— Start of SOURCE EXCERPT —

Samu Pecz (born as Petz, Pest, 1 March 1854 – Budapest, 1 September 1922) was a Hungarian architect and academic.

Career
Pecz studied at a number of universities both at home and abroad in Stuttgart,  later at the Vienna Academy of Fine Arts under the Danish architect Theophil Hansen, the builder of the Austrian Parliament Building, Musikverein, and Stock Exchange buildings in Vienna.

After returning to Budapest he worked with Frigyes Schulek on the Matthias Church in Buda and later in the offices of Alajos Hauszmann. At this time he familiarised himself with Gothic architecture, particularly in church design. Later, Pecz worked in the technical university under Schulek and Imre Steindl and became a lecturer is 1887. He was 34 years old when he became the dean of the building faculty which he continued to be until his death. He designed numerous buildings in the historicist tradition, often employing Zsolnay tiles to rich effect.

— End of SOURCE EXCERPT —

## DIRECTIONS
1 – Duplicate the entries from the line containing "sidebar-item-share[interactable]: Share: [0, 307, 140, 347]" through the line containing "sidebar-item-open[interactable]: Open: [0, 94, 140, 134]", including both of those lines.
2 – Continue the Samu Pecz biography from the point where it stops.

— Start of RECORDS PROVIDED —

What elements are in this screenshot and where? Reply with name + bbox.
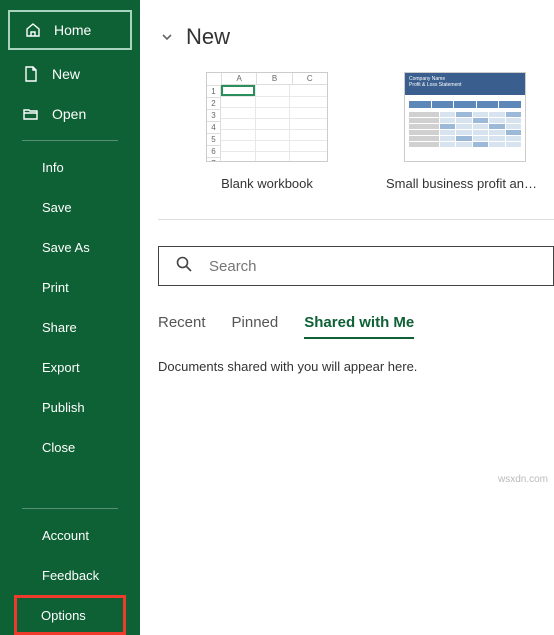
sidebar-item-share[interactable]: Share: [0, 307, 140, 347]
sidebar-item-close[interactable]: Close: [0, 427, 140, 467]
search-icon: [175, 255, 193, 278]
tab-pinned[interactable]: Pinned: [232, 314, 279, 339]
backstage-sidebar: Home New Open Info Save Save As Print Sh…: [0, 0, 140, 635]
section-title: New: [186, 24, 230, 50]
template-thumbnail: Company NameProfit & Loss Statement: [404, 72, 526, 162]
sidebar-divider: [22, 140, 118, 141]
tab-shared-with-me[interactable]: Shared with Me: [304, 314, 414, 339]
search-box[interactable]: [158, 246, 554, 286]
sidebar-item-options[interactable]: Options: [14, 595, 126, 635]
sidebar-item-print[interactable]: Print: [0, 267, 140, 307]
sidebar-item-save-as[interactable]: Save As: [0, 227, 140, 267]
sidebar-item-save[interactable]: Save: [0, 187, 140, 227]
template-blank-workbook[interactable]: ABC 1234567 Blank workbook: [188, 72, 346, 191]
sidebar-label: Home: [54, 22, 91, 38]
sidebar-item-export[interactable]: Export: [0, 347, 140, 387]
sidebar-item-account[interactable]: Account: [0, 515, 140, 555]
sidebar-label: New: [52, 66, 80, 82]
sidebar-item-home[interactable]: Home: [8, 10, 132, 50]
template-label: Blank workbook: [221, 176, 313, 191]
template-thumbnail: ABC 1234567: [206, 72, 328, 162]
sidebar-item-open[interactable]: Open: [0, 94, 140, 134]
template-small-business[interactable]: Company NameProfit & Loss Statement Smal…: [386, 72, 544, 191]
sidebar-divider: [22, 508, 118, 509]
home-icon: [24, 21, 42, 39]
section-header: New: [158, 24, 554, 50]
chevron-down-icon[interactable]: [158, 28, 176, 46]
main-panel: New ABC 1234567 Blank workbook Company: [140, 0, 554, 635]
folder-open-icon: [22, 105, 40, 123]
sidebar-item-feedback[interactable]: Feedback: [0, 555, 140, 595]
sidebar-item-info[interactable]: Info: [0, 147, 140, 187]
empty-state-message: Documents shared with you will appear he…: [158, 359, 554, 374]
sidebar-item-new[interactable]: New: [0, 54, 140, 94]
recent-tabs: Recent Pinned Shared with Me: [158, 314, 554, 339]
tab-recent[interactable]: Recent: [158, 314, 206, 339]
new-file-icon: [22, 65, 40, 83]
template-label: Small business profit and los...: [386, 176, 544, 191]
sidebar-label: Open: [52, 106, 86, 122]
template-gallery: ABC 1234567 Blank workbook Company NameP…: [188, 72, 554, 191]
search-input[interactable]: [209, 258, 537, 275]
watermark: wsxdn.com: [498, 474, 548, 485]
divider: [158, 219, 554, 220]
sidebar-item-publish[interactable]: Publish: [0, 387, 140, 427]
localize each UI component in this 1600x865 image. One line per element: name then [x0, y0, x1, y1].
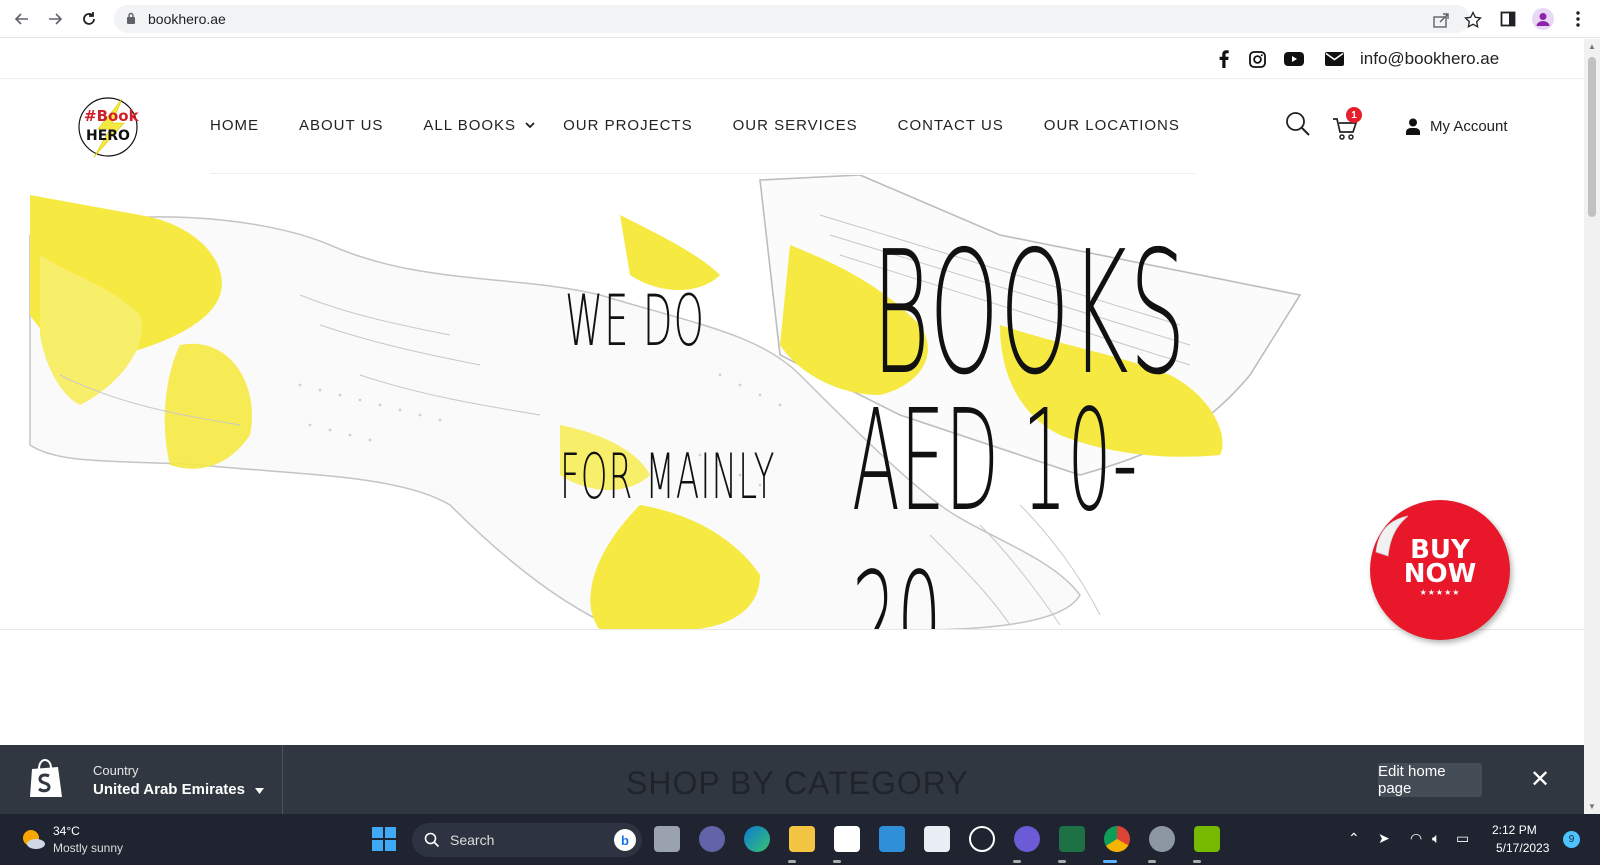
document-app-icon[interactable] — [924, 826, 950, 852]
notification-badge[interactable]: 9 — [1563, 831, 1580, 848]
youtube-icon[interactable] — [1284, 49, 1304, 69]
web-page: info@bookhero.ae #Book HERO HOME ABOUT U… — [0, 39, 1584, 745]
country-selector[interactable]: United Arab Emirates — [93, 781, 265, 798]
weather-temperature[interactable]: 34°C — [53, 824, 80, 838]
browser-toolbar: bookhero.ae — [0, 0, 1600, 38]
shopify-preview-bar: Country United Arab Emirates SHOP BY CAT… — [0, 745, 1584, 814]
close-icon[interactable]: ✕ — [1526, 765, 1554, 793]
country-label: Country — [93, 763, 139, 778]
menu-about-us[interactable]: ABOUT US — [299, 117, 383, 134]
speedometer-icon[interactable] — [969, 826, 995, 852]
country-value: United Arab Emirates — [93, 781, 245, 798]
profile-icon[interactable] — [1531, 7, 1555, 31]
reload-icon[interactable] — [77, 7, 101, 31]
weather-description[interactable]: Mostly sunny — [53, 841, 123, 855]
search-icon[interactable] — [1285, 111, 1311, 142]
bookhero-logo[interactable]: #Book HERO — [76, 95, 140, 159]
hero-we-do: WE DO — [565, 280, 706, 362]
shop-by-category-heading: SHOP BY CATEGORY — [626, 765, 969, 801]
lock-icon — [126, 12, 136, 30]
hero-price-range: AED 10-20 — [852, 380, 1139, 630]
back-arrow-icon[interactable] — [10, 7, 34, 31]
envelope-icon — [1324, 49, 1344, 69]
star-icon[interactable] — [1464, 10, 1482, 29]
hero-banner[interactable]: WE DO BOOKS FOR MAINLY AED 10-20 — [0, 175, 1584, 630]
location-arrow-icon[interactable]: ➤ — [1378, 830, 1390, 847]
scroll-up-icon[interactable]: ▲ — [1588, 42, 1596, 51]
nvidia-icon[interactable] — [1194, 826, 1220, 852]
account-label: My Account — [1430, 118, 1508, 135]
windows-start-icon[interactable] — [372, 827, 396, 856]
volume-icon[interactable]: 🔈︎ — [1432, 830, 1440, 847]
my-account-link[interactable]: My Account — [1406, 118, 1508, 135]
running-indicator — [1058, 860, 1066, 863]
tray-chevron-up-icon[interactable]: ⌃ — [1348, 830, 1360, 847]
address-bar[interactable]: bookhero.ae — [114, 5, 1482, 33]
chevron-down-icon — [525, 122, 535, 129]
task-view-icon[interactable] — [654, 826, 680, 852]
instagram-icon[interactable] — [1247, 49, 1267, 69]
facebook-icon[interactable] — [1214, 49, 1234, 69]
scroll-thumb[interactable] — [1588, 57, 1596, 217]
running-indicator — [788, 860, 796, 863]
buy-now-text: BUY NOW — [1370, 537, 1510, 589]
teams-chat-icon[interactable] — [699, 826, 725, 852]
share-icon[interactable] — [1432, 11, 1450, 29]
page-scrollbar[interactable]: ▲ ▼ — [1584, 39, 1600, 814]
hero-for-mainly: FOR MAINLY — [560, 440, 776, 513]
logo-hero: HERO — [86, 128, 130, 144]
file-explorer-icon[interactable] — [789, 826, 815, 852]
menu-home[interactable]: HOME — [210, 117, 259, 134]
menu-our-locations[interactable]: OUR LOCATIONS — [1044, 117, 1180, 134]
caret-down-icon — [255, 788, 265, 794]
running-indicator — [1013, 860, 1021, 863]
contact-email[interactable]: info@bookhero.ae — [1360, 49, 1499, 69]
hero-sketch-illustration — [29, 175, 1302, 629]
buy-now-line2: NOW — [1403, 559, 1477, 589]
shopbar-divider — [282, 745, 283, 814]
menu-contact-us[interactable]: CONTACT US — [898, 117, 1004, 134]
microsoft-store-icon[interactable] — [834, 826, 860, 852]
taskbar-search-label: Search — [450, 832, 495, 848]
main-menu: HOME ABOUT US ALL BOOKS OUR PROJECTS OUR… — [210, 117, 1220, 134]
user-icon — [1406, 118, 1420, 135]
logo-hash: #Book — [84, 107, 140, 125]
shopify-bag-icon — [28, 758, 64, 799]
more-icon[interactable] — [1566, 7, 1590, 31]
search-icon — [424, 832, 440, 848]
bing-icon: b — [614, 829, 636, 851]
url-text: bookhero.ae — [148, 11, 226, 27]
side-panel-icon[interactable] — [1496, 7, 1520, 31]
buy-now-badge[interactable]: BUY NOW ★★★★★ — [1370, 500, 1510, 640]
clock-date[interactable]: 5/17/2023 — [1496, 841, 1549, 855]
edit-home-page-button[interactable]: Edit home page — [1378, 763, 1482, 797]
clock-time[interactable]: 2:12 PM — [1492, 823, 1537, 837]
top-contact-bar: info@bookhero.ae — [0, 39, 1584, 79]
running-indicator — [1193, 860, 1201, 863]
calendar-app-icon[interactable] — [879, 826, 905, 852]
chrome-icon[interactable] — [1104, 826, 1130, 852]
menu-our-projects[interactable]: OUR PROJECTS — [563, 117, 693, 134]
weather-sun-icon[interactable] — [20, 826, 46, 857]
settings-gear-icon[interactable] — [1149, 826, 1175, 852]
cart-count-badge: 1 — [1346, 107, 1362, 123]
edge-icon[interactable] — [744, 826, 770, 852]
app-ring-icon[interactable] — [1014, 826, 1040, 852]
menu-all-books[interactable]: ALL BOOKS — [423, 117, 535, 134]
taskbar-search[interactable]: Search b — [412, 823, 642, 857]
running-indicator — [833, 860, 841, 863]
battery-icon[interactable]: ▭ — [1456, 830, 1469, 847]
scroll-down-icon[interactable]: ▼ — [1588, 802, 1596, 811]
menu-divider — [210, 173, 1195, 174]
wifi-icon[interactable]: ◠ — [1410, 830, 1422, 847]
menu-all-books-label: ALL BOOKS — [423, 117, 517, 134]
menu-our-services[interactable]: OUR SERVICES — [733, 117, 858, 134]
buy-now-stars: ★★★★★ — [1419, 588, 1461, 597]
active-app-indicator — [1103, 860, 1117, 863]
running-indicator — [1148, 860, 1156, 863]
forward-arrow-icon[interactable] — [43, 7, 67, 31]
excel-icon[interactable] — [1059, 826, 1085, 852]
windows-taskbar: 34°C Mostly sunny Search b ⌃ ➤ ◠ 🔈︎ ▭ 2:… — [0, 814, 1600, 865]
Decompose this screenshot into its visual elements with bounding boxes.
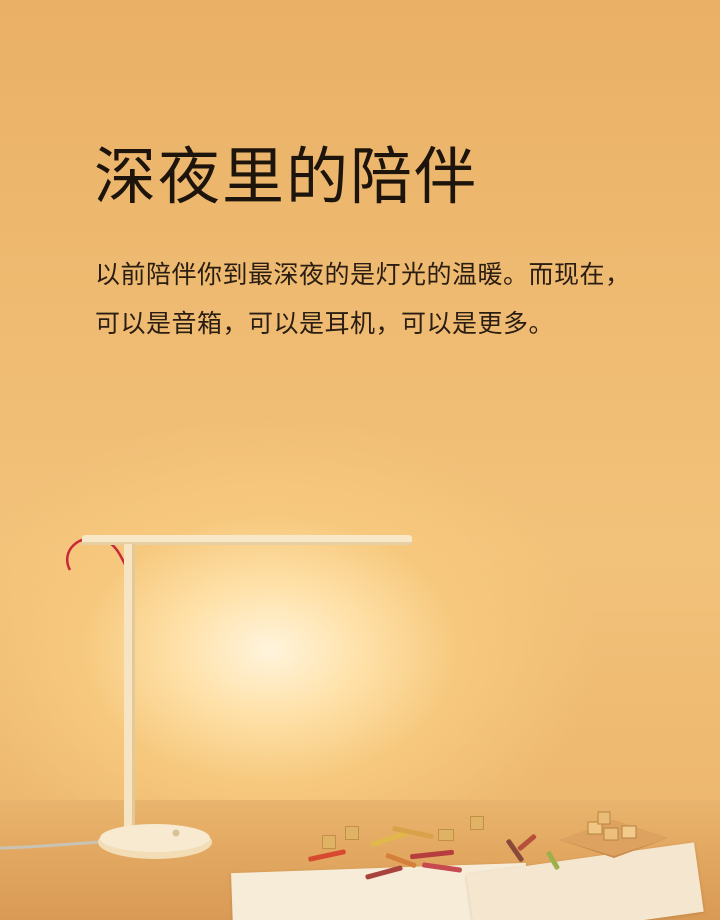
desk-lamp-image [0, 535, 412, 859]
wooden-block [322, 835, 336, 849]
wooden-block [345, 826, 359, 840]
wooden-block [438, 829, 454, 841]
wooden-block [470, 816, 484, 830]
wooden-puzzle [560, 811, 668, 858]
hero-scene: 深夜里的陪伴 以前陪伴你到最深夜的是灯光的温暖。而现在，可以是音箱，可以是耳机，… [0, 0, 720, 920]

— End of RECORDS PROVIDED —

## FINAL ANSWERS
1 –
sidebar-item-share[interactable]: Share: [0, 307, 140, 347]
sidebar-item-close[interactable]: Close: [0, 427, 140, 467]
search-icon: [175, 255, 193, 278]
tab-pinned[interactable]: Pinned: [232, 314, 279, 339]
backstage-sidebar: Home New Open Info Save Save As Print Sh…: [0, 0, 140, 635]
section-title: New: [186, 24, 230, 50]
template-thumbnail: Company NameProfit & Loss Statement: [404, 72, 526, 162]
sidebar-divider: [22, 140, 118, 141]
tab-shared-with-me[interactable]: Shared with Me: [304, 314, 414, 339]
search-box[interactable]: [158, 246, 554, 286]
sidebar-item-options[interactable]: Options: [14, 595, 126, 635]
sidebar-item-print[interactable]: Print: [0, 267, 140, 307]
sidebar-item-save-as[interactable]: Save As: [0, 227, 140, 267]
sidebar-item-save[interactable]: Save: [0, 187, 140, 227]
template-blank-workbook[interactable]: ABC 1234567 Blank workbook: [188, 72, 346, 191]
sidebar-label: Home: [54, 22, 91, 38]
sidebar-item-export[interactable]: Export: [0, 347, 140, 387]
sidebar-item-account[interactable]: Account: [0, 515, 140, 555]
sidebar-label: New: [52, 66, 80, 82]
sidebar-item-home[interactable]: Home: [8, 10, 132, 50]
template-label: Blank workbook: [221, 176, 313, 191]
template-thumbnail: ABC 1234567: [206, 72, 328, 162]
sidebar-item-open[interactable]: Open: [0, 94, 140, 134]

2 –
Main works

Country

Dévaványa: Reformed Church
Debrecen: Reformed Church on Kossuth Street
Nagyvárad (now Oradea, Romania): Lutheran church
Kolozsvár (now Cluj-Napoca, Romania): Széki Palace

Budapest

District V: Unitarian Church and apartments on Nagy Ignác Street
District IX: Great Market Hall on Fővám Square
District I: National Archives building in Buda Castle
District I: Reformed Church on Szilágyi Dezső Square
District VII: Fasori Lutheran Church and Fasori Gimnázium
District XI: Technical University Library on Budafoki Street
District VIII: "Gólyavár" on Múzeum blvd.
District IX: Tenement house on Nagyvárad Square

Writings 
(in Hungarian)
 Introduction to Greek stonework (A görög kőszerkezetek ismertetése) (Budapest, 1886)
 On the development of ancient Christian architecture (Az ókeresztény templom-építészet fejlődése (Budapest, 1886)
 On the building of Protestant churches (A protestáns templomok építéséről) (Budapest, 1888)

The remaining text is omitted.